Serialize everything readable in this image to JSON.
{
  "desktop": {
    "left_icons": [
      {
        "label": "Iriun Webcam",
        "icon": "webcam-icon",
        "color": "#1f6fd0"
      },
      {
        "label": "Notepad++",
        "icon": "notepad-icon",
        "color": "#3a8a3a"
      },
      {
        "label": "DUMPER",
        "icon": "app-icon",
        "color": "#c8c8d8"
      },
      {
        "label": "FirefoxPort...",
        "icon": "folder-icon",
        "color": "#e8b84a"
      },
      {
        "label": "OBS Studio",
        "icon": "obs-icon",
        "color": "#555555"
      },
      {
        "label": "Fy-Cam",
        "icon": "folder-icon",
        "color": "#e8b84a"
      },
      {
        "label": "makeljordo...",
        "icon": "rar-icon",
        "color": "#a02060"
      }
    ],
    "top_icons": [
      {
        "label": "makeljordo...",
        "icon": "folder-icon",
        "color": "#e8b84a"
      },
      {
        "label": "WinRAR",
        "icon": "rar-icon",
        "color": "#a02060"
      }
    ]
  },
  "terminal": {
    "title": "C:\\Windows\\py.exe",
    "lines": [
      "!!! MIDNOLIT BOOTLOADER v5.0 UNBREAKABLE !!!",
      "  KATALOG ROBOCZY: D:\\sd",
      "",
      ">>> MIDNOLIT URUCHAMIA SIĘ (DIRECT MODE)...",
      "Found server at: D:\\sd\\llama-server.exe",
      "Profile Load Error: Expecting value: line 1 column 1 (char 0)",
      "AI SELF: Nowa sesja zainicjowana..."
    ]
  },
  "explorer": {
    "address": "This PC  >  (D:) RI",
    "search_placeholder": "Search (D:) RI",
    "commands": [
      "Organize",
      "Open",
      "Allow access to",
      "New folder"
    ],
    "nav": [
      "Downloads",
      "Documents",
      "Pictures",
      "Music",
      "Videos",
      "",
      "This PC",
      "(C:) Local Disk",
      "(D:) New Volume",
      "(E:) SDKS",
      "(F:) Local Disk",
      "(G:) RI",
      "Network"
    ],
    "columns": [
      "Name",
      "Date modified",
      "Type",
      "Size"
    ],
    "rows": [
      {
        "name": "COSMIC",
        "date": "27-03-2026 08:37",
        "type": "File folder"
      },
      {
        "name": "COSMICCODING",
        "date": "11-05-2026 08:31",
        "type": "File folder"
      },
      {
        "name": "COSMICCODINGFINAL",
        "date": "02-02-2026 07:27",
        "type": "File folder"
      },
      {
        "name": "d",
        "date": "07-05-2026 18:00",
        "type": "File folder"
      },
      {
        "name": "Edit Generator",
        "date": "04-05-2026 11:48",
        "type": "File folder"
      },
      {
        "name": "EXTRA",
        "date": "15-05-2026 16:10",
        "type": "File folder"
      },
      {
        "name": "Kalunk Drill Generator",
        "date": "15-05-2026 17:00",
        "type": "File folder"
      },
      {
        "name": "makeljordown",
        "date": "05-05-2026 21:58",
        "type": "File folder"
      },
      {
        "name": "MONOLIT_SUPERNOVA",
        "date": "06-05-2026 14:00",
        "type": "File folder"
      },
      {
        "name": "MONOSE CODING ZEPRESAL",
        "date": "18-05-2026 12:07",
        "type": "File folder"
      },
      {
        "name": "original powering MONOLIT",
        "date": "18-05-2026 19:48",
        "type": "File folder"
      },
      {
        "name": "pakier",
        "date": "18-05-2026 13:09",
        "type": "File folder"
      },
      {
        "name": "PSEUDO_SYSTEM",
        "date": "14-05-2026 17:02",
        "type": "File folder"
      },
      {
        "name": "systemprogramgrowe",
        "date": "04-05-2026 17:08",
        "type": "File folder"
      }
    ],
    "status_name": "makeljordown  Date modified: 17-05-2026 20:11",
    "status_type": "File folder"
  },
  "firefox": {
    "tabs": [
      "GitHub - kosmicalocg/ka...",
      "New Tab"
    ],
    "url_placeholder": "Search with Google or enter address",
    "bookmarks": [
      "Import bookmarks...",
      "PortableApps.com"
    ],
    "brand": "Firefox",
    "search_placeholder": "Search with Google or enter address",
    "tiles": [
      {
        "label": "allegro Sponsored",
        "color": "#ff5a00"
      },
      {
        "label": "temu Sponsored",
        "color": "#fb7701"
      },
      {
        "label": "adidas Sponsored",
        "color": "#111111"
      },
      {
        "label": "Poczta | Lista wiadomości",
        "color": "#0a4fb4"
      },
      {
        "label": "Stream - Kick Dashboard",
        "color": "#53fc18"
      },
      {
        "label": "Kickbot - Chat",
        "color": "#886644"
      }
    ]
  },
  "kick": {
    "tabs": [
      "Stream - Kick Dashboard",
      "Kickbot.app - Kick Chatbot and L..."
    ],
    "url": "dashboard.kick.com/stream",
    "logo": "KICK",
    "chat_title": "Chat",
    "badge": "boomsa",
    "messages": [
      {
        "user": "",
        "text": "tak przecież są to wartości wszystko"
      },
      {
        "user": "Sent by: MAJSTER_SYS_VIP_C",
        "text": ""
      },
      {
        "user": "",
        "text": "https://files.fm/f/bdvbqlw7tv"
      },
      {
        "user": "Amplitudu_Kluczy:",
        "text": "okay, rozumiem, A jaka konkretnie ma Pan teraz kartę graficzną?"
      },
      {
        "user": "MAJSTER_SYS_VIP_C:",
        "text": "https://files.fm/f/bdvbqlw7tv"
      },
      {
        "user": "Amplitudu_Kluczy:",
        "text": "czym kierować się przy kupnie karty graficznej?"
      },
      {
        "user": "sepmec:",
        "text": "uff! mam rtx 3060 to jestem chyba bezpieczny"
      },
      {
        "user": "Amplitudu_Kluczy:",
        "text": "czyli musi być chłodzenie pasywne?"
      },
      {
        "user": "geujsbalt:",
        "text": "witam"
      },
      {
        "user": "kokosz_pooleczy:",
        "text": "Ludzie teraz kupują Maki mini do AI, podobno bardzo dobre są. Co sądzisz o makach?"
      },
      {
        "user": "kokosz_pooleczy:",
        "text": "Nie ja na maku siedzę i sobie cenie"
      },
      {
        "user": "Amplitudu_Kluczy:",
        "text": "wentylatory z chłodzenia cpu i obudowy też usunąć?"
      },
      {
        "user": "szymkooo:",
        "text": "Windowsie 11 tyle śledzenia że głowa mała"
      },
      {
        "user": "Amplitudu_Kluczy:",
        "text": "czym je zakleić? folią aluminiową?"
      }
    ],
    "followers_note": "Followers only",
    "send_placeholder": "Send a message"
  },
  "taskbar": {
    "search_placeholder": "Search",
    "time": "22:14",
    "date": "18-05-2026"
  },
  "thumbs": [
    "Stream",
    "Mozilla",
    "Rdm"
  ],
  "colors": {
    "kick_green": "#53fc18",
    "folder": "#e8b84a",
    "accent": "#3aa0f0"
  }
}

# # #

In the records above, locate every line with the string "makeljordown" and copy it.

        "name": "makeljordown",
    "status_name": "makeljordown  Date modified: 17-05-2026 20:11",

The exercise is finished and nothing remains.